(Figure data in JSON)
* * * * * * *

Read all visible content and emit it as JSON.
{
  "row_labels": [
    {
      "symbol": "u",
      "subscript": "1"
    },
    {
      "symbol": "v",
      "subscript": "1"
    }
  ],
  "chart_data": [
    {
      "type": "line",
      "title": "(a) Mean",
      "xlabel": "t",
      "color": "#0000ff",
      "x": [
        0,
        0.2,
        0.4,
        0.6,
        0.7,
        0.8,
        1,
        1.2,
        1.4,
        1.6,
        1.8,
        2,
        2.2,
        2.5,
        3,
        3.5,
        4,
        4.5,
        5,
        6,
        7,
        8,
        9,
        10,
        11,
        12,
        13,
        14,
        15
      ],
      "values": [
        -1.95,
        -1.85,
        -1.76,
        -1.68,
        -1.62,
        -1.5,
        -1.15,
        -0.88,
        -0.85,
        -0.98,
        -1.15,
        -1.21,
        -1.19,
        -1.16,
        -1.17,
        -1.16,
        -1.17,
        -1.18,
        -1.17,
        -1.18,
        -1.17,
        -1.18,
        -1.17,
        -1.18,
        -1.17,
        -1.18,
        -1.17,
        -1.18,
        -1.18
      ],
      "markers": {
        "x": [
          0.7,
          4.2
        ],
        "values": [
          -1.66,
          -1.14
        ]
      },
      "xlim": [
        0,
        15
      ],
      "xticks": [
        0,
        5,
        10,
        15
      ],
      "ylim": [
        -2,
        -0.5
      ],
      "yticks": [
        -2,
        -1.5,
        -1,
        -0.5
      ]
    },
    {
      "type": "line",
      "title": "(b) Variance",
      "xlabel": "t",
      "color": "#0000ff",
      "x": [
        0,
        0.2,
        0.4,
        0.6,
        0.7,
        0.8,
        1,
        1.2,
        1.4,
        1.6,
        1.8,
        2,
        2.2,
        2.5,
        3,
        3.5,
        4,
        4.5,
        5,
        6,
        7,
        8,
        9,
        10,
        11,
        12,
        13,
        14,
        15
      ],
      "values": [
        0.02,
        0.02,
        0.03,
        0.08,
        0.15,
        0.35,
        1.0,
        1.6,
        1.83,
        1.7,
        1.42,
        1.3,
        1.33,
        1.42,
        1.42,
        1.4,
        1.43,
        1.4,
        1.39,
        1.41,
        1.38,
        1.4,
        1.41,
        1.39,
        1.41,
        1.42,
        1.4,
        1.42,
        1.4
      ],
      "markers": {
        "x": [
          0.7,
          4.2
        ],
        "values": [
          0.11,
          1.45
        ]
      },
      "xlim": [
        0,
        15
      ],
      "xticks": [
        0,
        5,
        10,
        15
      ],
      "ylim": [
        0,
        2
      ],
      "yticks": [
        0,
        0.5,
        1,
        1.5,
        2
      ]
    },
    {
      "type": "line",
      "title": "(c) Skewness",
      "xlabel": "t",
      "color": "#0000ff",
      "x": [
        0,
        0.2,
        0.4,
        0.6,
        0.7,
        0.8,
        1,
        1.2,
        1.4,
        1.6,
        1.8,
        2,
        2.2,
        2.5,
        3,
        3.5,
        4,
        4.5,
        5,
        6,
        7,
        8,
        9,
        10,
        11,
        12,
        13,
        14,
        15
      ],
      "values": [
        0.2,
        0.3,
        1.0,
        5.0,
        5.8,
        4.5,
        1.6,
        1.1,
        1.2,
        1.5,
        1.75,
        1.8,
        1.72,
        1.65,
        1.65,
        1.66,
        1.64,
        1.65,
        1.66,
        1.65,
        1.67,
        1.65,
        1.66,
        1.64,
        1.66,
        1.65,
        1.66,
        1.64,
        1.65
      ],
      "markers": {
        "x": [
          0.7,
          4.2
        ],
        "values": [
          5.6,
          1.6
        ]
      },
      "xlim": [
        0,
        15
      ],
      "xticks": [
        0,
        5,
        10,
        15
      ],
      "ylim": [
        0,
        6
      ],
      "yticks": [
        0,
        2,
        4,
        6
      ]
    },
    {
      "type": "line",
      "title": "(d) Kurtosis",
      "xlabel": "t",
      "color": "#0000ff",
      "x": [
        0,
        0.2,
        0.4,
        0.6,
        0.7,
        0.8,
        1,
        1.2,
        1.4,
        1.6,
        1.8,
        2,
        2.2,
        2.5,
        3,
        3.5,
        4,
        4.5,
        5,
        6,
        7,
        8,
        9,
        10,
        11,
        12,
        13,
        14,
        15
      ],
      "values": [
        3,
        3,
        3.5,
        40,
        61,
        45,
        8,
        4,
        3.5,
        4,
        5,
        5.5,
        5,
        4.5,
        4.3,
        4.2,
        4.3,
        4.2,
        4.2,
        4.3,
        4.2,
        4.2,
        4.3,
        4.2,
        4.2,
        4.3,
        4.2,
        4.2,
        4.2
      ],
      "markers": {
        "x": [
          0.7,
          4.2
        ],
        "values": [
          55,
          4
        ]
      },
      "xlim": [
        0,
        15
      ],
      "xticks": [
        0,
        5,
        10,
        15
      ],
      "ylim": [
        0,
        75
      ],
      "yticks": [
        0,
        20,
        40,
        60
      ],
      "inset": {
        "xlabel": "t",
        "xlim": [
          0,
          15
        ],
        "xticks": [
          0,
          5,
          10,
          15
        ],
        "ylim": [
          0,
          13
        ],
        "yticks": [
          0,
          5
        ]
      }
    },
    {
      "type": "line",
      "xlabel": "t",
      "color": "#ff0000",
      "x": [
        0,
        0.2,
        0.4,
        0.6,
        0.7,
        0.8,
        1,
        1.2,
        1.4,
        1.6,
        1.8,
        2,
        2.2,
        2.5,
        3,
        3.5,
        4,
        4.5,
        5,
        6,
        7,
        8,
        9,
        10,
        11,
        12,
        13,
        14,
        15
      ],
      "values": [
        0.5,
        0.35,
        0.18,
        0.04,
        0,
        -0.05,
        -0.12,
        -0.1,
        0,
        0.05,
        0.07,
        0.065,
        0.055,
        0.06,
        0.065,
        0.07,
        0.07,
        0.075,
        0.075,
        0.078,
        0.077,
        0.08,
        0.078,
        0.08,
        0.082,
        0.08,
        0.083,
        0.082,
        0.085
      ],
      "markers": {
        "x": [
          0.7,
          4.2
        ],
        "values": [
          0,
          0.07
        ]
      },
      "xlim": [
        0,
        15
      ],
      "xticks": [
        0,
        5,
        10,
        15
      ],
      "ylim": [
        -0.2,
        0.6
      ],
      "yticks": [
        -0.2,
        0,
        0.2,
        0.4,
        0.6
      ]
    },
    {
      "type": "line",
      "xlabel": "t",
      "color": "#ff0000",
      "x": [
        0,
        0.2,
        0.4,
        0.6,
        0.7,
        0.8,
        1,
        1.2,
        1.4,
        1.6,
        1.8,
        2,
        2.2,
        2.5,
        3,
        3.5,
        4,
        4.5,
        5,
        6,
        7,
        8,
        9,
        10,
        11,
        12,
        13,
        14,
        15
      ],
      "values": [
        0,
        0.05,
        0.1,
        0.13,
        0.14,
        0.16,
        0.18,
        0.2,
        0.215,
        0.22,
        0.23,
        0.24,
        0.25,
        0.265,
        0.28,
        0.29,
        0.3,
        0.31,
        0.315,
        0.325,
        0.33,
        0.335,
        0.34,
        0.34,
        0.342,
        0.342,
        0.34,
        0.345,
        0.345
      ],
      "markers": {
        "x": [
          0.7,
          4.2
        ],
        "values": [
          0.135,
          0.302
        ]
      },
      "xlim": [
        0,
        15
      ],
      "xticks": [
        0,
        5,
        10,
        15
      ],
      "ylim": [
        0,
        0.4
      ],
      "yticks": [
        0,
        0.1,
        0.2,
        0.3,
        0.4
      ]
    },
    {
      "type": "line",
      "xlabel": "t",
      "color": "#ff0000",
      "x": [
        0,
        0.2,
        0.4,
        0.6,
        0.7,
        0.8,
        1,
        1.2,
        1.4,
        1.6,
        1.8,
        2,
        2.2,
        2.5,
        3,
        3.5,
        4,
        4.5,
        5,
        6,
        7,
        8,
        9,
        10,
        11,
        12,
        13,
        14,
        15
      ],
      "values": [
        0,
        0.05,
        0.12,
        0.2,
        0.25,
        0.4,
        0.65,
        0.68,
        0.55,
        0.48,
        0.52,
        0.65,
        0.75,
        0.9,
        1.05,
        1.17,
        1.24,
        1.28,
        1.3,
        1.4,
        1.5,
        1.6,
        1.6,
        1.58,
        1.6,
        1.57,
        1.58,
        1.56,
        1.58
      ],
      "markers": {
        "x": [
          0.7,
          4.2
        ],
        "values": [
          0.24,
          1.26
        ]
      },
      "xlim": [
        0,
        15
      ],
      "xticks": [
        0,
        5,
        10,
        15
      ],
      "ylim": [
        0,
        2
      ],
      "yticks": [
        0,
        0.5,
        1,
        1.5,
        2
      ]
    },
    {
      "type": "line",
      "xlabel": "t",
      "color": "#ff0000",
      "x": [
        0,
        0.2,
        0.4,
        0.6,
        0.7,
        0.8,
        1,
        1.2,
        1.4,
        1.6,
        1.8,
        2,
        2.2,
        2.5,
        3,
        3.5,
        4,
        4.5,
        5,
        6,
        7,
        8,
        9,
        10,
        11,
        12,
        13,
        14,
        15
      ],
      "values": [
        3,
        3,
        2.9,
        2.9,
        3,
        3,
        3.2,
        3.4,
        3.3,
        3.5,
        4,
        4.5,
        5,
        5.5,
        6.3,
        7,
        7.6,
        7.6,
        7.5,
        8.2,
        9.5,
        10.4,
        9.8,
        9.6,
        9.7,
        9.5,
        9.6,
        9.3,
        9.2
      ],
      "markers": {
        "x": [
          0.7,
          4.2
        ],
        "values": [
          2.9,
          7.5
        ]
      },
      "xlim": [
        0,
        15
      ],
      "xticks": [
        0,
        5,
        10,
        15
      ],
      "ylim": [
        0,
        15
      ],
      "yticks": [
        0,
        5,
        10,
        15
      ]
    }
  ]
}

* * * * * * *

EXERCISE BRIEF -> Go through the material above and count the lines that contain "title"; give that number alone.

EXERCISE SOLUTION -> 4